**Your goal:** Quote the whole listing word for word, please.

↓

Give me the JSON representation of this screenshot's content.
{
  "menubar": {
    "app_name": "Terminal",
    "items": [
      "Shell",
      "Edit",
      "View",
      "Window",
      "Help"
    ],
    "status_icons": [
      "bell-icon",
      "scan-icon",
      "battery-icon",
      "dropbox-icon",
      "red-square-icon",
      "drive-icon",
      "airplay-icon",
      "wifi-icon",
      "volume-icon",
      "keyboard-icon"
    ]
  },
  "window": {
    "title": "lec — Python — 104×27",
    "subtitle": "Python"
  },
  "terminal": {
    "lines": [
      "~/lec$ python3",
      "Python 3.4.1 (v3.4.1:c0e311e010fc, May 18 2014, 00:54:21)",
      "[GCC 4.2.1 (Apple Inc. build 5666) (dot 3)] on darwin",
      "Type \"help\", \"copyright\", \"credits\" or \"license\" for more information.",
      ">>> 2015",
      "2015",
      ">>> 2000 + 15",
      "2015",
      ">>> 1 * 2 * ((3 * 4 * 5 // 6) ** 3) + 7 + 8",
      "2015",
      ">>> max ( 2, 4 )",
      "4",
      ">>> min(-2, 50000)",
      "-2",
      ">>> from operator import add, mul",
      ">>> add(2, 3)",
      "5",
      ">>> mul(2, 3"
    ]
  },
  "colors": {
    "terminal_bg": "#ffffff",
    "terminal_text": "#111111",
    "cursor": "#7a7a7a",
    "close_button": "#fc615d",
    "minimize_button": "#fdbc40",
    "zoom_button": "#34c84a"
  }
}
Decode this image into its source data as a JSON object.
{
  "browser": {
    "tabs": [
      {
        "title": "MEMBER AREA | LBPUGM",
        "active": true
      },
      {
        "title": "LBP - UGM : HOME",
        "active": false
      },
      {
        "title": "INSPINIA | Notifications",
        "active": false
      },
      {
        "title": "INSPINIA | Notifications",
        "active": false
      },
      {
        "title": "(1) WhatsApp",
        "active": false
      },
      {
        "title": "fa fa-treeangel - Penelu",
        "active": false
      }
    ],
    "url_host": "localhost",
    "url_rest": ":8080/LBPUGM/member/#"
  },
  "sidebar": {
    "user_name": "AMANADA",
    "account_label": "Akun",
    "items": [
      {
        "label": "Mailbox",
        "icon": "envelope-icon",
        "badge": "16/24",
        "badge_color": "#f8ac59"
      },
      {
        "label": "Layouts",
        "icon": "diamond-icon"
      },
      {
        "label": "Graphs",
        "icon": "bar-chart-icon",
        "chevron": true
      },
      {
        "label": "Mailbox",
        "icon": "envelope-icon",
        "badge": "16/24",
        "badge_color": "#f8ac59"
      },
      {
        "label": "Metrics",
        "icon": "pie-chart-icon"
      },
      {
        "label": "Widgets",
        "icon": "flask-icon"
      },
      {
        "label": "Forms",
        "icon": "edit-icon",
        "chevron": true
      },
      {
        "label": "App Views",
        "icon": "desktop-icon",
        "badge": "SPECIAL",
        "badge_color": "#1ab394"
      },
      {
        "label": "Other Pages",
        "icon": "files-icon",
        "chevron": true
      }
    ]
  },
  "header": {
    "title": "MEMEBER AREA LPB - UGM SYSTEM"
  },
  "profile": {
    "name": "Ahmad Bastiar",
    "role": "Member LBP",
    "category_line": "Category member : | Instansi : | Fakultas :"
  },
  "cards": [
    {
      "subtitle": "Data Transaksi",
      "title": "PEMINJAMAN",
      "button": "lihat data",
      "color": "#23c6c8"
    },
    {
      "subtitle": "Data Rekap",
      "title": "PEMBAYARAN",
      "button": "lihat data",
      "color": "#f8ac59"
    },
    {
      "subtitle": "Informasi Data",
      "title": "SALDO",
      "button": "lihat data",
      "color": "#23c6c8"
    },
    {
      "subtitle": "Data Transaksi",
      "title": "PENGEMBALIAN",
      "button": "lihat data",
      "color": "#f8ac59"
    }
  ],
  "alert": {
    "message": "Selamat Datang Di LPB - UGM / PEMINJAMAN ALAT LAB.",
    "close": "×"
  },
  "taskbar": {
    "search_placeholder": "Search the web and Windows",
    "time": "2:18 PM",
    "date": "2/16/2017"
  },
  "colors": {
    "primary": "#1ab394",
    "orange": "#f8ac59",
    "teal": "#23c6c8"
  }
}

↑

**Solution for this exercise:**
Give me the JSON representation of this screenshot's content.
{
  "menubar": {
    "app_name": "Terminal",
    "items": [
      "Shell",
      "Edit",
      "View",
      "Window",
      "Help"
    ],
    "status_icons": [
      "bell-icon",
      "scan-icon",
      "battery-icon",
      "dropbox-icon",
      "red-square-icon",
      "drive-icon",
      "airplay-icon",
      "wifi-icon",
      "volume-icon",
      "keyboard-icon"
    ]
  },
  "window": {
    "title": "lec — Python — 104×27",
    "subtitle": "Python"
  },
  "terminal": {
    "lines": [
      "~/lec$ python3",
      "Python 3.4.1 (v3.4.1:c0e311e010fc, May 18 2014, 00:54:21)",
      "[GCC 4.2.1 (Apple Inc. build 5666) (dot 3)] on darwin",
      "Type \"help\", \"copyright\", \"credits\" or \"license\" for more information.",
      ">>> 2015",
      "2015",
      ">>> 2000 + 15",
      "2015",
      ">>> 1 * 2 * ((3 * 4 * 5 // 6) ** 3) + 7 + 8",
      "2015",
      ">>> max ( 2, 4 )",
      "4",
      ">>> min(-2, 50000)",
      "-2",
      ">>> from operator import add, mul",
      ">>> add(2, 3)",
      "5",
      ">>> mul(2, 3"
    ]
  },
  "colors": {
    "terminal_bg": "#ffffff",
    "terminal_text": "#111111",
    "cursor": "#7a7a7a",
    "close_button": "#fc615d",
    "minimize_button": "#fdbc40",
    "zoom_button": "#34c84a"
  }
}
Decode this image into its source data as a JSON object.
{
  "browser": {
    "tabs": [
      {
        "title": "MEMBER AREA | LBPUGM",
        "active": true
      },
      {
        "title": "LBP - UGM : HOME",
        "active": false
      },
      {
        "title": "INSPINIA | Notifications",
        "active": false
      },
      {
        "title": "INSPINIA | Notifications",
        "active": false
      },
      {
        "title": "(1) WhatsApp",
        "active": false
      },
      {
        "title": "fa fa-treeangel - Penelu",
        "active": false
      }
    ],
    "url_host": "localhost",
    "url_rest": ":8080/LBPUGM/member/#"
  },
  "sidebar": {
    "user_name": "AMANADA",
    "account_label": "Akun",
    "items": [
      {
        "label": "Mailbox",
        "icon": "envelope-icon",
        "badge": "16/24",
        "badge_color": "#f8ac59"
      },
      {
        "label": "Layouts",
        "icon": "diamond-icon"
      },
      {
        "label": "Graphs",
        "icon": "bar-chart-icon",
        "chevron": true
      },
      {
        "label": "Mailbox",
        "icon": "envelope-icon",
        "badge": "16/24",
        "badge_color": "#f8ac59"
      },
      {
        "label": "Metrics",
        "icon": "pie-chart-icon"
      },
      {
        "label": "Widgets",
        "icon": "flask-icon"
      },
      {
        "label": "Forms",
        "icon": "edit-icon",
        "chevron": true
      },
      {
        "label": "App Views",
        "icon": "desktop-icon",
        "badge": "SPECIAL",
        "badge_color": "#1ab394"
      },
      {
        "label": "Other Pages",
        "icon": "files-icon",
        "chevron": true
      }
    ]
  },
  "header": {
    "title": "MEMEBER AREA LPB - UGM SYSTEM"
  },
  "profile": {
    "name": "Ahmad Bastiar",
    "role": "Member LBP",
    "category_line": "Category member : | Instansi : | Fakultas :"
  },
  "cards": [
    {
      "subtitle": "Data Transaksi",
      "title": "PEMINJAMAN",
      "button": "lihat data",
      "color": "#23c6c8"
    },
    {
      "subtitle": "Data Rekap",
      "title": "PEMBAYARAN",
      "button": "lihat data",
      "color": "#f8ac59"
    },
    {
      "subtitle": "Informasi Data",
      "title": "SALDO",
      "button": "lihat data",
      "color": "#23c6c8"
    },
    {
      "subtitle": "Data Transaksi",
      "title": "PENGEMBALIAN",
      "button": "lihat data",
      "color": "#f8ac59"
    }
  ],
  "alert": {
    "message": "Selamat Datang Di LPB - UGM / PEMINJAMAN ALAT LAB.",
    "close": "×"
  },
  "taskbar": {
    "search_placeholder": "Search the web and Windows",
    "time": "2:18 PM",
    "date": "2/16/2017"
  },
  "colors": {
    "primary": "#1ab394",
    "orange": "#f8ac59",
    "teal": "#23c6c8"
  }
}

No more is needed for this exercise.